# DATASET RECORDS:
######
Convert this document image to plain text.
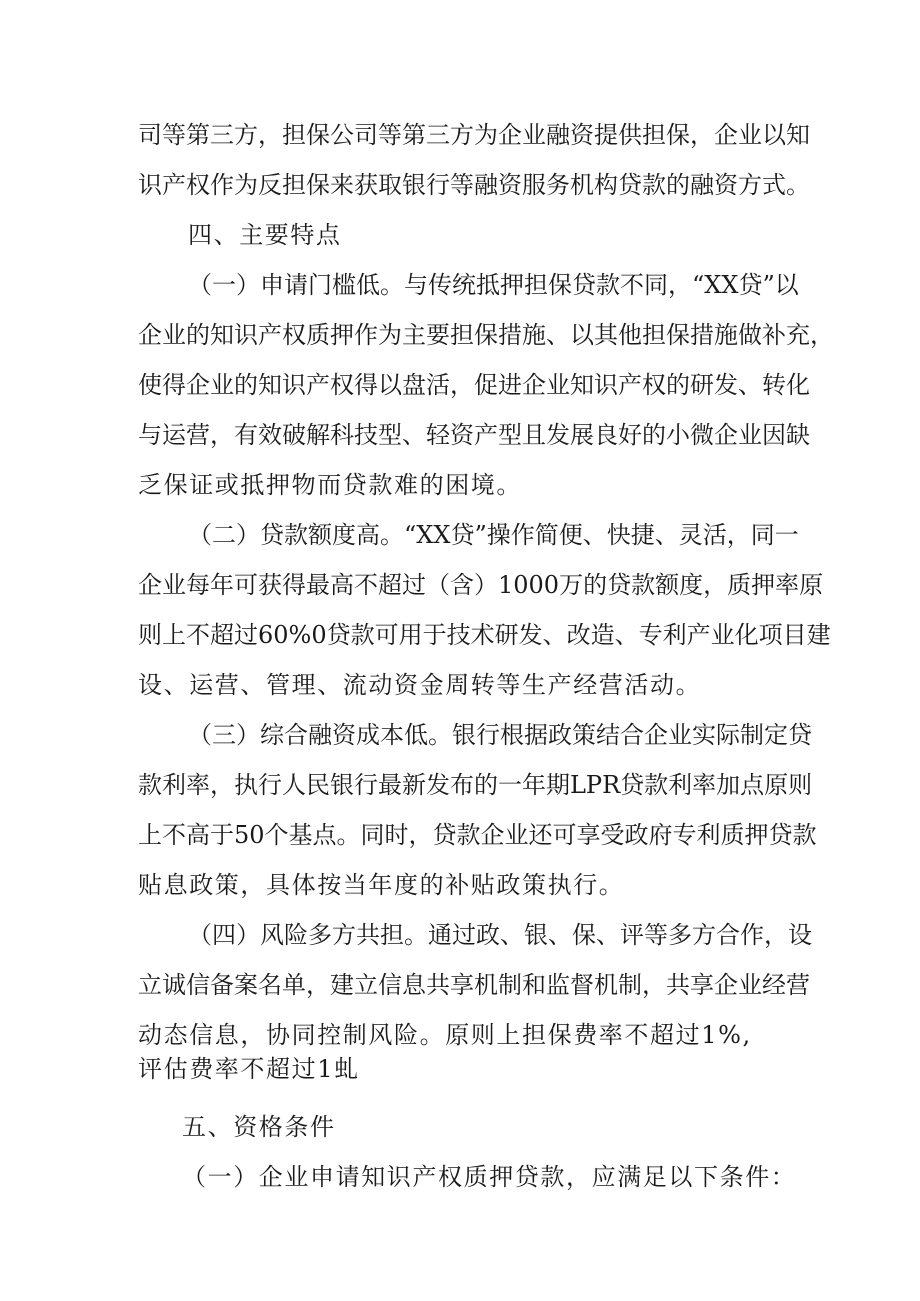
司等第三方，担保公司等第三方为企业融资提供担保，企业以知
识产权作为反担保来获取银行等融资服务机构贷款的融资方式。
四、主要特点
（一）申请门槛低。与传统抵押担保贷款不同，“XX贷”以
企业的知识产权质押作为主要担保措施、以其他担保措施做补充，
使得企业的知识产权得以盘活，促进企业知识产权的研发、转化
与运营，有效破解科技型、轻资产型且发展良好的小微企业因缺
乏保证或抵押物而贷款难的困境。
（二）贷款额度高。“XX贷”操作简便、快捷、灵活，同一
企业每年可获得最高不超过（含）1000万的贷款额度，质押率原
则上不超过60%0贷款可用于技术研发、改造、专利产业化项目建
设、运营、管理、流动资金周转等生产经营活动。
（三）综合融资成本低。银行根据政策结合企业实际制定贷
款利率，执行人民银行最新发布的一年期LPR贷款利率加点原则
上不高于50个基点。同时，贷款企业还可享受政府专利质押贷款
贴息政策，具体按当年度的补贴政策执行。
（四）风险多方共担。通过政、银、保、评等多方合作，设
立诚信备案名单，建立信息共享机制和监督机制，共享企业经营
动态信息，协同控制风险。原则上担保费率不超过1%,
评估费率不超过1虬
五、资格条件
（一）企业申请知识产权质押贷款，应满足以下条件：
######
# EXERCISE DESCRIPTION:
Without the pictures, reproduce every line of the records above exactly.

# SOLUTION TO THIS PROBLEM:
Convert this document image to plain text.
司等第三方，担保公司等第三方为企业融资提供担保，企业以知
识产权作为反担保来获取银行等融资服务机构贷款的融资方式。
四、主要特点
（一）申请门槛低。与传统抵押担保贷款不同，“XX贷”以
企业的知识产权质押作为主要担保措施、以其他担保措施做补充，
使得企业的知识产权得以盘活，促进企业知识产权的研发、转化
与运营，有效破解科技型、轻资产型且发展良好的小微企业因缺
乏保证或抵押物而贷款难的困境。
（二）贷款额度高。“XX贷”操作简便、快捷、灵活，同一
企业每年可获得最高不超过（含）1000万的贷款额度，质押率原
则上不超过60%0贷款可用于技术研发、改造、专利产业化项目建
设、运营、管理、流动资金周转等生产经营活动。
（三）综合融资成本低。银行根据政策结合企业实际制定贷
款利率，执行人民银行最新发布的一年期LPR贷款利率加点原则
上不高于50个基点。同时，贷款企业还可享受政府专利质押贷款
贴息政策，具体按当年度的补贴政策执行。
（四）风险多方共担。通过政、银、保、评等多方合作，设
立诚信备案名单，建立信息共享机制和监督机制，共享企业经营
动态信息，协同控制风险。原则上担保费率不超过1%,
评估费率不超过1虬
五、资格条件
（一）企业申请知识产权质押贷款，应满足以下条件：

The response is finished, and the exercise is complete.